Figure dataset records
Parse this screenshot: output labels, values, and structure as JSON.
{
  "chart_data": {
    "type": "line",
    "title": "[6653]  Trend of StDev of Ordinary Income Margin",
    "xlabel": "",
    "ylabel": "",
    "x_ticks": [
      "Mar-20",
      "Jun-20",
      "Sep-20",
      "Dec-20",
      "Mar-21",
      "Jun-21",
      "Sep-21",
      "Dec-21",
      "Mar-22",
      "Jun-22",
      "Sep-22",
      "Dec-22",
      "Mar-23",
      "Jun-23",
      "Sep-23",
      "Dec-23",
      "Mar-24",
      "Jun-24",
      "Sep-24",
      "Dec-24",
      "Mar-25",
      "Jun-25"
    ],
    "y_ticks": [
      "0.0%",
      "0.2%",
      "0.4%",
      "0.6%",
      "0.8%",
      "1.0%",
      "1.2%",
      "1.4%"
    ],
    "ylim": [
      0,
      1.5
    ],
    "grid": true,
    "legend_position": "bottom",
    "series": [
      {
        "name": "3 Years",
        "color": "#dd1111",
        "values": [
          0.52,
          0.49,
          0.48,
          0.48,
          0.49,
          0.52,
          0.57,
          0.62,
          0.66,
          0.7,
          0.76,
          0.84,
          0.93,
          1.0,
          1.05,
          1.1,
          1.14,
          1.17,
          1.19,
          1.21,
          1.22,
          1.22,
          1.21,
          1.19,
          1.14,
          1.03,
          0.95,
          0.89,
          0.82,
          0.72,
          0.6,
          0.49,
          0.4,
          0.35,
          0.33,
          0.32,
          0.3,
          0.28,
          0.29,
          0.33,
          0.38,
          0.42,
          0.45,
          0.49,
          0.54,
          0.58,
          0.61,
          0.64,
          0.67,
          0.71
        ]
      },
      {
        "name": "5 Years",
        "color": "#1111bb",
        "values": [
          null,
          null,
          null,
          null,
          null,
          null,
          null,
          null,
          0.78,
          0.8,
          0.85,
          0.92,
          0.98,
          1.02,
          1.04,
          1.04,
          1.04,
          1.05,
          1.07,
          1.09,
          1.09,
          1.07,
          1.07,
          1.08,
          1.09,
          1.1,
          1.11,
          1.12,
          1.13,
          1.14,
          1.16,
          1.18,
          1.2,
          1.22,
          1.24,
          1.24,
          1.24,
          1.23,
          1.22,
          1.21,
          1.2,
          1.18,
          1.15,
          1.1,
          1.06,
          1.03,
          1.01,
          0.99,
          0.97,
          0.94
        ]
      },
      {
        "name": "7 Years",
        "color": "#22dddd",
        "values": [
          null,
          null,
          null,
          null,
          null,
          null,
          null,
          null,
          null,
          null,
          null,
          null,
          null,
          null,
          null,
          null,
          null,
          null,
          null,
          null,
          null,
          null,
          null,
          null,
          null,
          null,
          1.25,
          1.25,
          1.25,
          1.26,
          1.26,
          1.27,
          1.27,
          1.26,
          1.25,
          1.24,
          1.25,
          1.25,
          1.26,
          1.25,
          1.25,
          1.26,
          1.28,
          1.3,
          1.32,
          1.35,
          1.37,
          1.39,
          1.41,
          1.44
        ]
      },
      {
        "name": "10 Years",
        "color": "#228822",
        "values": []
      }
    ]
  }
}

* Problem requirements *
Repeat the data verbatim.

* Exercise solution *
Parse this screenshot: output labels, values, and structure as JSON.
{
  "chart_data": {
    "type": "line",
    "title": "[6653]  Trend of StDev of Ordinary Income Margin",
    "xlabel": "",
    "ylabel": "",
    "x_ticks": [
      "Mar-20",
      "Jun-20",
      "Sep-20",
      "Dec-20",
      "Mar-21",
      "Jun-21",
      "Sep-21",
      "Dec-21",
      "Mar-22",
      "Jun-22",
      "Sep-22",
      "Dec-22",
      "Mar-23",
      "Jun-23",
      "Sep-23",
      "Dec-23",
      "Mar-24",
      "Jun-24",
      "Sep-24",
      "Dec-24",
      "Mar-25",
      "Jun-25"
    ],
    "y_ticks": [
      "0.0%",
      "0.2%",
      "0.4%",
      "0.6%",
      "0.8%",
      "1.0%",
      "1.2%",
      "1.4%"
    ],
    "ylim": [
      0,
      1.5
    ],
    "grid": true,
    "legend_position": "bottom",
    "series": [
      {
        "name": "3 Years",
        "color": "#dd1111",
        "values": [
          0.52,
          0.49,
          0.48,
          0.48,
          0.49,
          0.52,
          0.57,
          0.62,
          0.66,
          0.7,
          0.76,
          0.84,
          0.93,
          1.0,
          1.05,
          1.1,
          1.14,
          1.17,
          1.19,
          1.21,
          1.22,
          1.22,
          1.21,
          1.19,
          1.14,
          1.03,
          0.95,
          0.89,
          0.82,
          0.72,
          0.6,
          0.49,
          0.4,
          0.35,
          0.33,
          0.32,
          0.3,
          0.28,
          0.29,
          0.33,
          0.38,
          0.42,
          0.45,
          0.49,
          0.54,
          0.58,
          0.61,
          0.64,
          0.67,
          0.71
        ]
      },
      {
        "name": "5 Years",
        "color": "#1111bb",
        "values": [
          null,
          null,
          null,
          null,
          null,
          null,
          null,
          null,
          0.78,
          0.8,
          0.85,
          0.92,
          0.98,
          1.02,
          1.04,
          1.04,
          1.04,
          1.05,
          1.07,
          1.09,
          1.09,
          1.07,
          1.07,
          1.08,
          1.09,
          1.1,
          1.11,
          1.12,
          1.13,
          1.14,
          1.16,
          1.18,
          1.2,
          1.22,
          1.24,
          1.24,
          1.24,
          1.23,
          1.22,
          1.21,
          1.2,
          1.18,
          1.15,
          1.1,
          1.06,
          1.03,
          1.01,
          0.99,
          0.97,
          0.94
        ]
      },
      {
        "name": "7 Years",
        "color": "#22dddd",
        "values": [
          null,
          null,
          null,
          null,
          null,
          null,
          null,
          null,
          null,
          null,
          null,
          null,
          null,
          null,
          null,
          null,
          null,
          null,
          null,
          null,
          null,
          null,
          null,
          null,
          null,
          null,
          1.25,
          1.25,
          1.25,
          1.26,
          1.26,
          1.27,
          1.27,
          1.26,
          1.25,
          1.24,
          1.25,
          1.25,
          1.26,
          1.25,
          1.25,
          1.26,
          1.28,
          1.3,
          1.32,
          1.35,
          1.37,
          1.39,
          1.41,
          1.44
        ]
      },
      {
        "name": "10 Years",
        "color": "#228822",
        "values": []
      }
    ]
  }
}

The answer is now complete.